[Problem details] Copy every line of the listing that holds the string "particular".

[Supplied information]

>>>>>

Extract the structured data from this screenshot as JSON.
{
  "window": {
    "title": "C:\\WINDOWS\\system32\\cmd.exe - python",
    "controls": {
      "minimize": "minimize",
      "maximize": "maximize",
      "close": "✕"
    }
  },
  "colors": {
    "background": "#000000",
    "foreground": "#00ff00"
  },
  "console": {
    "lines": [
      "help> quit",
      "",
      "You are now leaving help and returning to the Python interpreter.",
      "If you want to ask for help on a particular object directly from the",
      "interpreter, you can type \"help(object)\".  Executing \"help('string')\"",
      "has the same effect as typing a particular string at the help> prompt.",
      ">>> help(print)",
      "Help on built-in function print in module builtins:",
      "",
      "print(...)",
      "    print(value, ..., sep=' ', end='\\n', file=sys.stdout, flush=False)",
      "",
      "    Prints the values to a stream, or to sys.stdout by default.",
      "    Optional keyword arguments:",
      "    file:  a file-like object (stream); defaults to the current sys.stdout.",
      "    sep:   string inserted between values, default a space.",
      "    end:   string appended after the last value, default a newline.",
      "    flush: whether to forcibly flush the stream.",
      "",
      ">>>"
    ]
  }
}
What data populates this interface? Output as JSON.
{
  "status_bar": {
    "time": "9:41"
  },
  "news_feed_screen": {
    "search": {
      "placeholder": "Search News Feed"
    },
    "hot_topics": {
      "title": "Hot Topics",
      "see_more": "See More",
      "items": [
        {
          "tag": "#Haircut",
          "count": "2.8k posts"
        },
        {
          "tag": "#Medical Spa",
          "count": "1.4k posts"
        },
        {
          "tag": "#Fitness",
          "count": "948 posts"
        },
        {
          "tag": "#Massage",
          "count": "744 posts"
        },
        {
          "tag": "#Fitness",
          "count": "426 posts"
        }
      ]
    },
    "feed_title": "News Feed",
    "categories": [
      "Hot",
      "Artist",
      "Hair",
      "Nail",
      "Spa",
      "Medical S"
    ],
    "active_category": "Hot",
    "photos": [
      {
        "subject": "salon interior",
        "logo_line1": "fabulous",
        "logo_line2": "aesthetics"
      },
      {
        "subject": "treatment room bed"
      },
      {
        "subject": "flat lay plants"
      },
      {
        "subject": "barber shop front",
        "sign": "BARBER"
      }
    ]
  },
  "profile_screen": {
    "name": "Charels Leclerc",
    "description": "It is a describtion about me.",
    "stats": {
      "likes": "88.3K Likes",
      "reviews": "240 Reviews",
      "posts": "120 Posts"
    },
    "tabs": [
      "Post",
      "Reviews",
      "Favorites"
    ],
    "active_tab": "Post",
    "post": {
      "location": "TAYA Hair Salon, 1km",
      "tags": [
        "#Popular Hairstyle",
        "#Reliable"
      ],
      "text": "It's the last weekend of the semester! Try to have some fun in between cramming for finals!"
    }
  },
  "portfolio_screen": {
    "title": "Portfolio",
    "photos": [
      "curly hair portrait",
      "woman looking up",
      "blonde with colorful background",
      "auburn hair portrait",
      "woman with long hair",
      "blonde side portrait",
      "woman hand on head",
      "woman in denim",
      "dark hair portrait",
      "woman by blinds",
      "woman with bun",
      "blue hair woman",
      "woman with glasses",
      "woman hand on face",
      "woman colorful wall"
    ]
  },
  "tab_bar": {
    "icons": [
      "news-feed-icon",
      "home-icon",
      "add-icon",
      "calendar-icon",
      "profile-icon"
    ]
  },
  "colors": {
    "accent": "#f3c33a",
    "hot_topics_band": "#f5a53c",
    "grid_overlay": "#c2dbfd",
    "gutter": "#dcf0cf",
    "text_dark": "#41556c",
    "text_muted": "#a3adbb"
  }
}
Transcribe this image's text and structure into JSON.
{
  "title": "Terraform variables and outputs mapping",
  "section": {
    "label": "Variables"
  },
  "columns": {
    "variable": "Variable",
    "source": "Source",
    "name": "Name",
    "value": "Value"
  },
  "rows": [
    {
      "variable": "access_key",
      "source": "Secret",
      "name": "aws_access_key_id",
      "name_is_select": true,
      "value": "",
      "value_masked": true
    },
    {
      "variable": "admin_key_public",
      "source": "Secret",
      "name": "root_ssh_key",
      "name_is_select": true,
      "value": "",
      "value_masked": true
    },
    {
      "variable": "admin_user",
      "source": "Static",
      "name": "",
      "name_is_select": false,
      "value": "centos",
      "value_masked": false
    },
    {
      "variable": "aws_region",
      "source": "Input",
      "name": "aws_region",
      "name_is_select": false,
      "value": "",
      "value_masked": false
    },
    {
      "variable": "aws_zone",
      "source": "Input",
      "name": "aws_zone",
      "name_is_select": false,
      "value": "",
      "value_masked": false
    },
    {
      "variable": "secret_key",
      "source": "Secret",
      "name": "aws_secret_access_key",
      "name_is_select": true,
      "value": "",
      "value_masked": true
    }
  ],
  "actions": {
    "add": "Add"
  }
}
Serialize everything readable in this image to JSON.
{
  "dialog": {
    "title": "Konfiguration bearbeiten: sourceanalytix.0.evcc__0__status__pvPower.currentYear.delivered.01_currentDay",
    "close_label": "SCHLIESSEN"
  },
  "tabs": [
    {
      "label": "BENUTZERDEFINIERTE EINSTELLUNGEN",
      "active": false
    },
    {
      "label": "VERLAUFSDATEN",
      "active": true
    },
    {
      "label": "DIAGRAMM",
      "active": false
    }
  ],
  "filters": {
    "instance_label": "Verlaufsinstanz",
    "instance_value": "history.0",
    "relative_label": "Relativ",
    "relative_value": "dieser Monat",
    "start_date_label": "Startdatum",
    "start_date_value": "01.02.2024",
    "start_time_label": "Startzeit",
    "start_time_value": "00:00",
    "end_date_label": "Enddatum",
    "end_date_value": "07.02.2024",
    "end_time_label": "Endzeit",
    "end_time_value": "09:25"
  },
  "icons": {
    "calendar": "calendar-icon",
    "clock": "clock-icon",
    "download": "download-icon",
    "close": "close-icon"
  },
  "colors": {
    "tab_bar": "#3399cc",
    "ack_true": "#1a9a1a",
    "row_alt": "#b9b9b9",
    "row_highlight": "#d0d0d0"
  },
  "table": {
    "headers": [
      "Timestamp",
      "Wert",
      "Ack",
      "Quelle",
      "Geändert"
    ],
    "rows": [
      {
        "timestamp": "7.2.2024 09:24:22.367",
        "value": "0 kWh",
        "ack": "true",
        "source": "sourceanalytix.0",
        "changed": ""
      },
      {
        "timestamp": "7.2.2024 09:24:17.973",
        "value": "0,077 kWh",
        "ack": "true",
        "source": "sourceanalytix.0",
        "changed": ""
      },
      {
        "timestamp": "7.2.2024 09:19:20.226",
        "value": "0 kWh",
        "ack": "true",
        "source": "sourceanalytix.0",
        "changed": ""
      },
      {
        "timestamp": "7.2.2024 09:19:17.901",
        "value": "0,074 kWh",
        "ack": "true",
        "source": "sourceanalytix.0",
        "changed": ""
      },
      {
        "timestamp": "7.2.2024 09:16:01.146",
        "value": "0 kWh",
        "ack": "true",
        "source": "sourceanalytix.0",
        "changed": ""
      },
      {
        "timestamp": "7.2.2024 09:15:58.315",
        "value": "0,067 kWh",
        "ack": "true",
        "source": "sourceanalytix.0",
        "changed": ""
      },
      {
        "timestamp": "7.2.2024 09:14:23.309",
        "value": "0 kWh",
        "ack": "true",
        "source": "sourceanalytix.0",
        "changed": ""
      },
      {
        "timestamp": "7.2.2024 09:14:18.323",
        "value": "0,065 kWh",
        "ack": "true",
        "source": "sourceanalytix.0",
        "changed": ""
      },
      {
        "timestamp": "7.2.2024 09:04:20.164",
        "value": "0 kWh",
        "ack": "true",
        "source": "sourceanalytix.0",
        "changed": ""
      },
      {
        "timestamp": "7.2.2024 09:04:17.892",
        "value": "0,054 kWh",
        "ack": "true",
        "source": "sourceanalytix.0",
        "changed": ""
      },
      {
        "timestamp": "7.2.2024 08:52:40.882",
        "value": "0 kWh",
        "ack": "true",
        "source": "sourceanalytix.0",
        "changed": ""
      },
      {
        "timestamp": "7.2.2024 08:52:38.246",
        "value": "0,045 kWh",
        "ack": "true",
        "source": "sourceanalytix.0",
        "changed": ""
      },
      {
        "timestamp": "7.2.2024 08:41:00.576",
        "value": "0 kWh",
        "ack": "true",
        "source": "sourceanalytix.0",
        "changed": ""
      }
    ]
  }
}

<<<<<

[Expected answer]
      "If you want to ask for help on a particular object directly from the",
      "has the same effect as typing a particular string at the help> prompt.",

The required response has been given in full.